*DESCRIPTION OF THE TASK*.
The number of lines in the entries below holding the word "heading" is all that is needed here.

##### MATERIAL SUPPLIED

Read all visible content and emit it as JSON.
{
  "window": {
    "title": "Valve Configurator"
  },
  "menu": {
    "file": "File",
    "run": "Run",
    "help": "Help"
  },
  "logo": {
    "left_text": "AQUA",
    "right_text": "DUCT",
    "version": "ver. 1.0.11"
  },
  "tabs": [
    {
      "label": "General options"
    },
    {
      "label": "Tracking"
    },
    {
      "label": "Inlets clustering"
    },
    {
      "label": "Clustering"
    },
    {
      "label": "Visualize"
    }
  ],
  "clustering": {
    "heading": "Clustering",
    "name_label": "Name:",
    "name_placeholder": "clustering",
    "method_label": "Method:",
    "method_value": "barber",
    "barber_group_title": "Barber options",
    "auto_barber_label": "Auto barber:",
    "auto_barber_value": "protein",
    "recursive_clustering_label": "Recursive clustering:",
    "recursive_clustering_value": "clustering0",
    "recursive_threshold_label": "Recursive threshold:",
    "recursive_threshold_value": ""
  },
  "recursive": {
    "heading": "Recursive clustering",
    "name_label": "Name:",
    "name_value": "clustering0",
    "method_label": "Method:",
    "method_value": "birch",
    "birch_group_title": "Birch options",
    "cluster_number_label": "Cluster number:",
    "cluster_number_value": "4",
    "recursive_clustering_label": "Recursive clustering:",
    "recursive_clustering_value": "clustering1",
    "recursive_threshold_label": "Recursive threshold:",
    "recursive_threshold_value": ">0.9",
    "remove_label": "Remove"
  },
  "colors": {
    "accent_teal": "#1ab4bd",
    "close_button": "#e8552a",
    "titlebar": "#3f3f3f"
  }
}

##########
##### MATERIAL SUPPLIED

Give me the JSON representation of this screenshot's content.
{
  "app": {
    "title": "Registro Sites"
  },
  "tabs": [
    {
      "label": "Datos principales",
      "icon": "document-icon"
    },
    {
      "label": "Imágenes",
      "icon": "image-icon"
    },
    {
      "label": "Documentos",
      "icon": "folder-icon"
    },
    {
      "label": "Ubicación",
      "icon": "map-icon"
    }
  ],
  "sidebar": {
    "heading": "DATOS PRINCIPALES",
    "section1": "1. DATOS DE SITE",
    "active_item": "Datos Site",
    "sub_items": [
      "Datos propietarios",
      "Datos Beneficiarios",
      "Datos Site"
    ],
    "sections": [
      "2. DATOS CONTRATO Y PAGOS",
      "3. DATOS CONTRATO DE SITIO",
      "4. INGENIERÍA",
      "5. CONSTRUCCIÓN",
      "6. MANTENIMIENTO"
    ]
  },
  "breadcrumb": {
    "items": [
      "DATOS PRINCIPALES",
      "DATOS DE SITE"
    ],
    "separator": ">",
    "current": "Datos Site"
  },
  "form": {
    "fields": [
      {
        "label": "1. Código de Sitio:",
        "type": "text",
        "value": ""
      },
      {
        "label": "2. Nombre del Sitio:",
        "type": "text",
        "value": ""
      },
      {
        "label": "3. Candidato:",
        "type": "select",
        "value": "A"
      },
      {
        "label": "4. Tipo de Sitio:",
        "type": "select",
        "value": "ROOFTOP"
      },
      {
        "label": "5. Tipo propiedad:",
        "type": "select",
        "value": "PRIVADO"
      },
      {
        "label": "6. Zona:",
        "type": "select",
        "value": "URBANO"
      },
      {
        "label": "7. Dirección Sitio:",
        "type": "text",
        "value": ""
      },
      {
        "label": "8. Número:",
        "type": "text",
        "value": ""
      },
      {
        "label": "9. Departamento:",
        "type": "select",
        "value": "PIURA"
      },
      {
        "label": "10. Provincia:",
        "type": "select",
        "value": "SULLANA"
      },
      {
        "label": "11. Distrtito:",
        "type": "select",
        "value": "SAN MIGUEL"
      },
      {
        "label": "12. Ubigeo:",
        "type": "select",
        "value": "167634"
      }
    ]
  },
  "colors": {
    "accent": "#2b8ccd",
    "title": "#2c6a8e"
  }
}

##########

*SOLVED PROBLEM*.
3